Exercise details:
Reproduce every line of the records below verbatim.

Data to process:
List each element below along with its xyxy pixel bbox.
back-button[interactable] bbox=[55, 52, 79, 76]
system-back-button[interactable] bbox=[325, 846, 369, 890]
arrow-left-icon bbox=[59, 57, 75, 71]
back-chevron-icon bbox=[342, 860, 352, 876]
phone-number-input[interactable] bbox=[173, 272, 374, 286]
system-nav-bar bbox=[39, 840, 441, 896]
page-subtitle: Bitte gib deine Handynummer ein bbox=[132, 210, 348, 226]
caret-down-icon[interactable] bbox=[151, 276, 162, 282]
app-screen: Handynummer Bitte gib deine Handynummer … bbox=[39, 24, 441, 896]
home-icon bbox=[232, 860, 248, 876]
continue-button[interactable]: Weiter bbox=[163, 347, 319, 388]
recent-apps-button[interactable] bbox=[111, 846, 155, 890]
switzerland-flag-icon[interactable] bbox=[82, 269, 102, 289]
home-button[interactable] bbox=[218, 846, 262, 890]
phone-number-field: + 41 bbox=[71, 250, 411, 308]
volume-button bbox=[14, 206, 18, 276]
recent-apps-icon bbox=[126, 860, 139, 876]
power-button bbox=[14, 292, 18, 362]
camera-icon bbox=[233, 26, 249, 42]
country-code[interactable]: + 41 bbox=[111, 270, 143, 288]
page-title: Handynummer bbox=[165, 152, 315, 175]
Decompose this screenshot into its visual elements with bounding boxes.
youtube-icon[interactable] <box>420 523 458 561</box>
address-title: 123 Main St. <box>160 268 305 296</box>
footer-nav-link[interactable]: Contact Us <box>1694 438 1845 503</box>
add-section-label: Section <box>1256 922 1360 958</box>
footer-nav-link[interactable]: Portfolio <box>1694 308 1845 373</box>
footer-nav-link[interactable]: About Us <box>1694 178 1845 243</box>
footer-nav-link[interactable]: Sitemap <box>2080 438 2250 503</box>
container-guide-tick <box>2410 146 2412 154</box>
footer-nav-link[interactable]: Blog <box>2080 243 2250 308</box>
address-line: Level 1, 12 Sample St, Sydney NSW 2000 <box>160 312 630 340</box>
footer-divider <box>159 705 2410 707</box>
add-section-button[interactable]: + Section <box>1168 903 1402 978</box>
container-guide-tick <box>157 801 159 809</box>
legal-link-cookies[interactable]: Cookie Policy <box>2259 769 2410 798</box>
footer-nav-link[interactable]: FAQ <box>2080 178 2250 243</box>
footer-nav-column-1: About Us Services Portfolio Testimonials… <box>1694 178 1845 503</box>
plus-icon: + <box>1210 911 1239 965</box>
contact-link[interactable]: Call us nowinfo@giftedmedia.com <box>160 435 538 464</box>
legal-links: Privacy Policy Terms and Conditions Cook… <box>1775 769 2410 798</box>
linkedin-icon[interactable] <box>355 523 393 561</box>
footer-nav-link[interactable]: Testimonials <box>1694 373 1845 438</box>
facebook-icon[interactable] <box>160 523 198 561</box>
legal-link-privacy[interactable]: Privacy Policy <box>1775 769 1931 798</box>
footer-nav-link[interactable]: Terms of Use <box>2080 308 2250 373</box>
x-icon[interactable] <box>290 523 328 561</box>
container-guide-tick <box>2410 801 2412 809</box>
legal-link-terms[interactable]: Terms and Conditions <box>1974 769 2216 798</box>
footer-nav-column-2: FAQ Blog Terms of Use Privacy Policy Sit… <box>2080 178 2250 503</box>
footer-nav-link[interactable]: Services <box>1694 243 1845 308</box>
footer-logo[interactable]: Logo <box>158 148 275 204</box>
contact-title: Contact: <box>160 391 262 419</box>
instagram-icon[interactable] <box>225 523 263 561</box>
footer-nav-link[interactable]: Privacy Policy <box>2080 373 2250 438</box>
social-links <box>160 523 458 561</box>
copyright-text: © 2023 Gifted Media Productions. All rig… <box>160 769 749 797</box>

Response:
List each element below along with its xyxy pixel bbox.
back-button[interactable] bbox=[55, 52, 79, 76]
system-back-button[interactable] bbox=[325, 846, 369, 890]
arrow-left-icon bbox=[59, 57, 75, 71]
back-chevron-icon bbox=[342, 860, 352, 876]
phone-number-input[interactable] bbox=[173, 272, 374, 286]
system-nav-bar bbox=[39, 840, 441, 896]
page-subtitle: Bitte gib deine Handynummer ein bbox=[132, 210, 348, 226]
caret-down-icon[interactable] bbox=[151, 276, 162, 282]
app-screen: Handynummer Bitte gib deine Handynummer … bbox=[39, 24, 441, 896]
home-icon bbox=[232, 860, 248, 876]
continue-button[interactable]: Weiter bbox=[163, 347, 319, 388]
recent-apps-button[interactable] bbox=[111, 846, 155, 890]
switzerland-flag-icon[interactable] bbox=[82, 269, 102, 289]
home-button[interactable] bbox=[218, 846, 262, 890]
phone-number-field: + 41 bbox=[71, 250, 411, 308]
volume-button bbox=[14, 206, 18, 276]
recent-apps-icon bbox=[126, 860, 139, 876]
power-button bbox=[14, 292, 18, 362]
camera-icon bbox=[233, 26, 249, 42]
country-code[interactable]: + 41 bbox=[111, 270, 143, 288]
page-title: Handynummer bbox=[165, 152, 315, 175]
Decompose this screenshot into its visual elements with bounding boxes.
youtube-icon[interactable] <box>420 523 458 561</box>
address-title: 123 Main St. <box>160 268 305 296</box>
footer-nav-link[interactable]: Contact Us <box>1694 438 1845 503</box>
add-section-label: Section <box>1256 922 1360 958</box>
footer-nav-link[interactable]: Portfolio <box>1694 308 1845 373</box>
footer-nav-link[interactable]: About Us <box>1694 178 1845 243</box>
footer-nav-link[interactable]: Sitemap <box>2080 438 2250 503</box>
container-guide-tick <box>2410 146 2412 154</box>
footer-nav-link[interactable]: Blog <box>2080 243 2250 308</box>
address-line: Level 1, 12 Sample St, Sydney NSW 2000 <box>160 312 630 340</box>
footer-divider <box>159 705 2410 707</box>
add-section-button[interactable]: + Section <box>1168 903 1402 978</box>
container-guide-tick <box>157 801 159 809</box>
legal-link-cookies[interactable]: Cookie Policy <box>2259 769 2410 798</box>
footer-nav-link[interactable]: FAQ <box>2080 178 2250 243</box>
footer-nav-column-1: About Us Services Portfolio Testimonials… <box>1694 178 1845 503</box>
plus-icon: + <box>1210 911 1239 965</box>
contact-link[interactable]: Call us nowinfo@giftedmedia.com <box>160 435 538 464</box>
legal-links: Privacy Policy Terms and Conditions Cook… <box>1775 769 2410 798</box>
linkedin-icon[interactable] <box>355 523 393 561</box>
footer-nav-link[interactable]: Testimonials <box>1694 373 1845 438</box>
facebook-icon[interactable] <box>160 523 198 561</box>
legal-link-privacy[interactable]: Privacy Policy <box>1775 769 1931 798</box>
footer-nav-link[interactable]: Terms of Use <box>2080 308 2250 373</box>
x-icon[interactable] <box>290 523 328 561</box>
container-guide-tick <box>2410 801 2412 809</box>
legal-link-terms[interactable]: Terms and Conditions <box>1974 769 2216 798</box>
footer-nav-column-2: FAQ Blog Terms of Use Privacy Policy Sit… <box>2080 178 2250 503</box>
footer-nav-link[interactable]: Services <box>1694 243 1845 308</box>
footer-logo[interactable]: Logo <box>158 148 275 204</box>
contact-title: Contact: <box>160 391 262 419</box>
instagram-icon[interactable] <box>225 523 263 561</box>
footer-nav-link[interactable]: Privacy Policy <box>2080 373 2250 438</box>
social-links <box>160 523 458 561</box>
copyright-text: © 2023 Gifted Media Productions. All rig… <box>160 769 749 797</box>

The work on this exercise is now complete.